WRITTEN EXERCISE: Gather all lines from the material that contain the word "以下简称".

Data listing

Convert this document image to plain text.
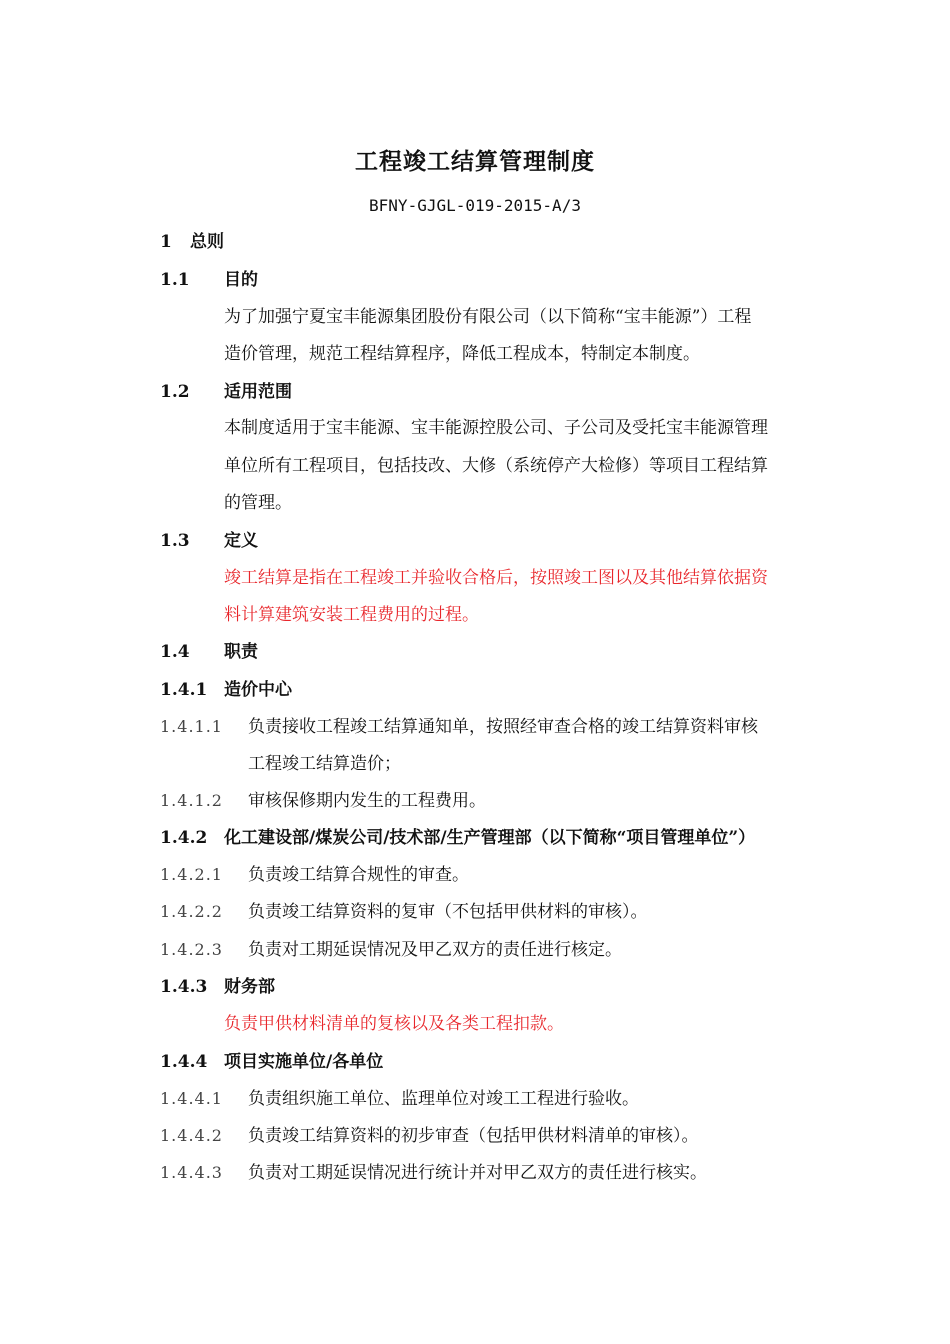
工程竣工结算管理制度
BFNY-GJGL-019-2015-A/3
1 总则
1.1 目的
为了加强宁夏宝丰能源集团股份有限公司（以下简称“宝丰能源”）工程
造价管理，规范工程结算程序，降低工程成本，特制定本制度。
1.2 适用范围
本制度适用于宝丰能源、宝丰能源控股公司、子公司及受托宝丰能源管理
单位所有工程项目，包括技改、大修（系统停产大检修）等项目工程结算
的管理。
1.3 定义
竣工结算是指在工程竣工并验收合格后，按照竣工图以及其他结算依据资
料计算建筑安装工程费用的过程。
1.4 职责
1.4.1 造价中心
1.4.1.1 负责接收工程竣工结算通知单，按照经审查合格的竣工结算资料审核
工程竣工结算造价；
1.4.1.2 审核保修期内发生的工程费用。
1.4.2 化工建设部/煤炭公司/技术部/生产管理部（以下简称“项目管理单位”）
1.4.2.1 负责竣工结算合规性的审查。
1.4.2.2 负责竣工结算资料的复审（不包括甲供材料的审核）。
1.4.2.3 负责对工期延误情况及甲乙双方的责任进行核定。
1.4.3 财务部
负责甲供材料清单的复核以及各类工程扣款。
1.4.4 项目实施单位/各单位
1.4.4.1 负责组织施工单位、监理单位对竣工工程进行验收。
1.4.4.2 负责竣工结算资料的初步审查（包括甲供材料清单的审核）。
1.4.4.3 负责对工期延误情况进行统计并对甲乙双方的责任进行核实。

SOLUTION TO THE EXERCISE:
为了加强宁夏宝丰能源集团股份有限公司（以下简称“宝丰能源”）工程
1.4.2 化工建设部/煤炭公司/技术部/生产管理部（以下简称“项目管理单位”）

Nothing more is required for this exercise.